* GOAL: Return each entry exactly, omitting nothing.

--- start DATA EXTRACT ---

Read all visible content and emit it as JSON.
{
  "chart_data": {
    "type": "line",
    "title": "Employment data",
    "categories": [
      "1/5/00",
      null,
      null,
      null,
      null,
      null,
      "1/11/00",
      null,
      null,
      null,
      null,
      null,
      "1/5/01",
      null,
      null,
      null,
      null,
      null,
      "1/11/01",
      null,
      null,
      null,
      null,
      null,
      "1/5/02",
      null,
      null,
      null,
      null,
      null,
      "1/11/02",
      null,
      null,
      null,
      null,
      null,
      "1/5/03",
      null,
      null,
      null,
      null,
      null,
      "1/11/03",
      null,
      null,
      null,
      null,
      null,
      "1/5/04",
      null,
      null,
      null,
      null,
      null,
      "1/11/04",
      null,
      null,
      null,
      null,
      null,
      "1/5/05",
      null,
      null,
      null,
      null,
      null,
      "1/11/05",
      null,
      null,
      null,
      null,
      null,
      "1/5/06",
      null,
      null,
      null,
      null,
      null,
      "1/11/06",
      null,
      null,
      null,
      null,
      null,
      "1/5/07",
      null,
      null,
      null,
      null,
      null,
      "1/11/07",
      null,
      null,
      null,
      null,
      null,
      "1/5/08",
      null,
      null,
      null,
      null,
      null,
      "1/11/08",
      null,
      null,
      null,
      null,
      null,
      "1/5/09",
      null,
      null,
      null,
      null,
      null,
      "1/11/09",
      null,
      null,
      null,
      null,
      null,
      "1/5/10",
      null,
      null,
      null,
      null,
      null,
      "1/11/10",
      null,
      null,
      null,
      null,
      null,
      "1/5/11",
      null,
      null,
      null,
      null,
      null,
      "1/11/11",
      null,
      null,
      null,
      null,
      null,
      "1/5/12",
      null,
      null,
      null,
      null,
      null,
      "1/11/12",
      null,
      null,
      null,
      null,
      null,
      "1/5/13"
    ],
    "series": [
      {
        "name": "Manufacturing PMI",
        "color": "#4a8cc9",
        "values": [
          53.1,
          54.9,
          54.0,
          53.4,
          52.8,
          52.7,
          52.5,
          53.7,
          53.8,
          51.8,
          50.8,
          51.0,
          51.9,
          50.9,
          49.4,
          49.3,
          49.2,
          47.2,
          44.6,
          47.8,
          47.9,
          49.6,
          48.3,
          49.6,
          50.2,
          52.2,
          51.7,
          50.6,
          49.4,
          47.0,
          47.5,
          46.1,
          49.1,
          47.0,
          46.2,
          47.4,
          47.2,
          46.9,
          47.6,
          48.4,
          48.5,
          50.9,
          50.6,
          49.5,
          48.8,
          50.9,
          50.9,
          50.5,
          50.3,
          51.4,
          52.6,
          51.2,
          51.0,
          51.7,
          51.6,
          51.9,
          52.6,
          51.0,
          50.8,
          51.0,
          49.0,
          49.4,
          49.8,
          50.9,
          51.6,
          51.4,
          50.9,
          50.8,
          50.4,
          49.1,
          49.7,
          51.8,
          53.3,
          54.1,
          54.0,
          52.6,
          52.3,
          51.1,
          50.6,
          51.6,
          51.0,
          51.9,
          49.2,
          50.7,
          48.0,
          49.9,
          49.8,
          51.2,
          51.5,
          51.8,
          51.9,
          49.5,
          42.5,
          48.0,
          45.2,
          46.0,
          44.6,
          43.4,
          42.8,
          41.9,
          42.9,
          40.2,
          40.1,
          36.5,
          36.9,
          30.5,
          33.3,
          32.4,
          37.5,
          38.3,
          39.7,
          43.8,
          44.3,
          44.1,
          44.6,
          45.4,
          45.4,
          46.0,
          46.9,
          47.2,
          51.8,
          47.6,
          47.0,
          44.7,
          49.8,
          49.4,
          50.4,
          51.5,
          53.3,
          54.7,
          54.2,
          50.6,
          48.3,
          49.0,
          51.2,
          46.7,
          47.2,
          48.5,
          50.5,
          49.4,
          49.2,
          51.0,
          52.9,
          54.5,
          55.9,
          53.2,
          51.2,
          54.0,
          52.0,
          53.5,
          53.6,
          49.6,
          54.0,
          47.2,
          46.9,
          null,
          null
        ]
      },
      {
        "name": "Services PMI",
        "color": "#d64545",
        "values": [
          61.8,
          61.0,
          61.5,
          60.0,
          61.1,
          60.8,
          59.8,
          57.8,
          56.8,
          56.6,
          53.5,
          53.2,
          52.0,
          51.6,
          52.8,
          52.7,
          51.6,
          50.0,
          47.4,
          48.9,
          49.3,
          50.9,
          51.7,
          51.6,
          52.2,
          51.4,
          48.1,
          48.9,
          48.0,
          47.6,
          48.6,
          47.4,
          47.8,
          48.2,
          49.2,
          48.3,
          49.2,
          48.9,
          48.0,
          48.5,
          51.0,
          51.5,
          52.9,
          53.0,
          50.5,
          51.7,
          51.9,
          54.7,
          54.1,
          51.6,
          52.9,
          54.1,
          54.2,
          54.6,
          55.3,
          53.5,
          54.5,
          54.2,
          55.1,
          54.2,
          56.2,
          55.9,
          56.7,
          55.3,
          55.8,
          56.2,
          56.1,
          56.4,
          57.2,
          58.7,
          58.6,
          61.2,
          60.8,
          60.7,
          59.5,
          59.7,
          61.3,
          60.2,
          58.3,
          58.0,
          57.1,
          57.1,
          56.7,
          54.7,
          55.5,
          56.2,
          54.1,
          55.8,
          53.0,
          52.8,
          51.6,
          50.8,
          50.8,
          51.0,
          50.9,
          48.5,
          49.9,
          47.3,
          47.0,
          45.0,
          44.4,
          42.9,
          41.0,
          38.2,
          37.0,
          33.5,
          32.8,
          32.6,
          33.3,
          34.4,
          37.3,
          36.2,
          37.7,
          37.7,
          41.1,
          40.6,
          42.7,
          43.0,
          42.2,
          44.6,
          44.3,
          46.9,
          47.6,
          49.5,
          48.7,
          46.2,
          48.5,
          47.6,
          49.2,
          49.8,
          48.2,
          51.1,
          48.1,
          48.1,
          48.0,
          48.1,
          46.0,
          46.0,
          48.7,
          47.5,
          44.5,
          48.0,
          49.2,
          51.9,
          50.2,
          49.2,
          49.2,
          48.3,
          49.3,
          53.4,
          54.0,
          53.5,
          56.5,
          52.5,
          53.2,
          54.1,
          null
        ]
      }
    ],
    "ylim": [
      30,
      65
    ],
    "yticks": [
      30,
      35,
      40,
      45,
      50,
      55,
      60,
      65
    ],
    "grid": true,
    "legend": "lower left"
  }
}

--- end DATA EXTRACT ---

* WRITTEN SOLUTION:
Read all visible content and emit it as JSON.
{
  "chart_data": {
    "type": "line",
    "title": "Employment data",
    "categories": [
      "1/5/00",
      null,
      null,
      null,
      null,
      null,
      "1/11/00",
      null,
      null,
      null,
      null,
      null,
      "1/5/01",
      null,
      null,
      null,
      null,
      null,
      "1/11/01",
      null,
      null,
      null,
      null,
      null,
      "1/5/02",
      null,
      null,
      null,
      null,
      null,
      "1/11/02",
      null,
      null,
      null,
      null,
      null,
      "1/5/03",
      null,
      null,
      null,
      null,
      null,
      "1/11/03",
      null,
      null,
      null,
      null,
      null,
      "1/5/04",
      null,
      null,
      null,
      null,
      null,
      "1/11/04",
      null,
      null,
      null,
      null,
      null,
      "1/5/05",
      null,
      null,
      null,
      null,
      null,
      "1/11/05",
      null,
      null,
      null,
      null,
      null,
      "1/5/06",
      null,
      null,
      null,
      null,
      null,
      "1/11/06",
      null,
      null,
      null,
      null,
      null,
      "1/5/07",
      null,
      null,
      null,
      null,
      null,
      "1/11/07",
      null,
      null,
      null,
      null,
      null,
      "1/5/08",
      null,
      null,
      null,
      null,
      null,
      "1/11/08",
      null,
      null,
      null,
      null,
      null,
      "1/5/09",
      null,
      null,
      null,
      null,
      null,
      "1/11/09",
      null,
      null,
      null,
      null,
      null,
      "1/5/10",
      null,
      null,
      null,
      null,
      null,
      "1/11/10",
      null,
      null,
      null,
      null,
      null,
      "1/5/11",
      null,
      null,
      null,
      null,
      null,
      "1/11/11",
      null,
      null,
      null,
      null,
      null,
      "1/5/12",
      null,
      null,
      null,
      null,
      null,
      "1/11/12",
      null,
      null,
      null,
      null,
      null,
      "1/5/13"
    ],
    "series": [
      {
        "name": "Manufacturing PMI",
        "color": "#4a8cc9",
        "values": [
          53.1,
          54.9,
          54.0,
          53.4,
          52.8,
          52.7,
          52.5,
          53.7,
          53.8,
          51.8,
          50.8,
          51.0,
          51.9,
          50.9,
          49.4,
          49.3,
          49.2,
          47.2,
          44.6,
          47.8,
          47.9,
          49.6,
          48.3,
          49.6,
          50.2,
          52.2,
          51.7,
          50.6,
          49.4,
          47.0,
          47.5,
          46.1,
          49.1,
          47.0,
          46.2,
          47.4,
          47.2,
          46.9,
          47.6,
          48.4,
          48.5,
          50.9,
          50.6,
          49.5,
          48.8,
          50.9,
          50.9,
          50.5,
          50.3,
          51.4,
          52.6,
          51.2,
          51.0,
          51.7,
          51.6,
          51.9,
          52.6,
          51.0,
          50.8,
          51.0,
          49.0,
          49.4,
          49.8,
          50.9,
          51.6,
          51.4,
          50.9,
          50.8,
          50.4,
          49.1,
          49.7,
          51.8,
          53.3,
          54.1,
          54.0,
          52.6,
          52.3,
          51.1,
          50.6,
          51.6,
          51.0,
          51.9,
          49.2,
          50.7,
          48.0,
          49.9,
          49.8,
          51.2,
          51.5,
          51.8,
          51.9,
          49.5,
          42.5,
          48.0,
          45.2,
          46.0,
          44.6,
          43.4,
          42.8,
          41.9,
          42.9,
          40.2,
          40.1,
          36.5,
          36.9,
          30.5,
          33.3,
          32.4,
          37.5,
          38.3,
          39.7,
          43.8,
          44.3,
          44.1,
          44.6,
          45.4,
          45.4,
          46.0,
          46.9,
          47.2,
          51.8,
          47.6,
          47.0,
          44.7,
          49.8,
          49.4,
          50.4,
          51.5,
          53.3,
          54.7,
          54.2,
          50.6,
          48.3,
          49.0,
          51.2,
          46.7,
          47.2,
          48.5,
          50.5,
          49.4,
          49.2,
          51.0,
          52.9,
          54.5,
          55.9,
          53.2,
          51.2,
          54.0,
          52.0,
          53.5,
          53.6,
          49.6,
          54.0,
          47.2,
          46.9,
          null,
          null
        ]
      },
      {
        "name": "Services PMI",
        "color": "#d64545",
        "values": [
          61.8,
          61.0,
          61.5,
          60.0,
          61.1,
          60.8,
          59.8,
          57.8,
          56.8,
          56.6,
          53.5,
          53.2,
          52.0,
          51.6,
          52.8,
          52.7,
          51.6,
          50.0,
          47.4,
          48.9,
          49.3,
          50.9,
          51.7,
          51.6,
          52.2,
          51.4,
          48.1,
          48.9,
          48.0,
          47.6,
          48.6,
          47.4,
          47.8,
          48.2,
          49.2,
          48.3,
          49.2,
          48.9,
          48.0,
          48.5,
          51.0,
          51.5,
          52.9,
          53.0,
          50.5,
          51.7,
          51.9,
          54.7,
          54.1,
          51.6,
          52.9,
          54.1,
          54.2,
          54.6,
          55.3,
          53.5,
          54.5,
          54.2,
          55.1,
          54.2,
          56.2,
          55.9,
          56.7,
          55.3,
          55.8,
          56.2,
          56.1,
          56.4,
          57.2,
          58.7,
          58.6,
          61.2,
          60.8,
          60.7,
          59.5,
          59.7,
          61.3,
          60.2,
          58.3,
          58.0,
          57.1,
          57.1,
          56.7,
          54.7,
          55.5,
          56.2,
          54.1,
          55.8,
          53.0,
          52.8,
          51.6,
          50.8,
          50.8,
          51.0,
          50.9,
          48.5,
          49.9,
          47.3,
          47.0,
          45.0,
          44.4,
          42.9,
          41.0,
          38.2,
          37.0,
          33.5,
          32.8,
          32.6,
          33.3,
          34.4,
          37.3,
          36.2,
          37.7,
          37.7,
          41.1,
          40.6,
          42.7,
          43.0,
          42.2,
          44.6,
          44.3,
          46.9,
          47.6,
          49.5,
          48.7,
          46.2,
          48.5,
          47.6,
          49.2,
          49.8,
          48.2,
          51.1,
          48.1,
          48.1,
          48.0,
          48.1,
          46.0,
          46.0,
          48.7,
          47.5,
          44.5,
          48.0,
          49.2,
          51.9,
          50.2,
          49.2,
          49.2,
          48.3,
          49.3,
          53.4,
          54.0,
          53.5,
          56.5,
          52.5,
          53.2,
          54.1,
          null
        ]
      }
    ],
    "ylim": [
      30,
      65
    ],
    "yticks": [
      30,
      35,
      40,
      45,
      50,
      55,
      60,
      65
    ],
    "grid": true,
    "legend": "lower left"
  }
}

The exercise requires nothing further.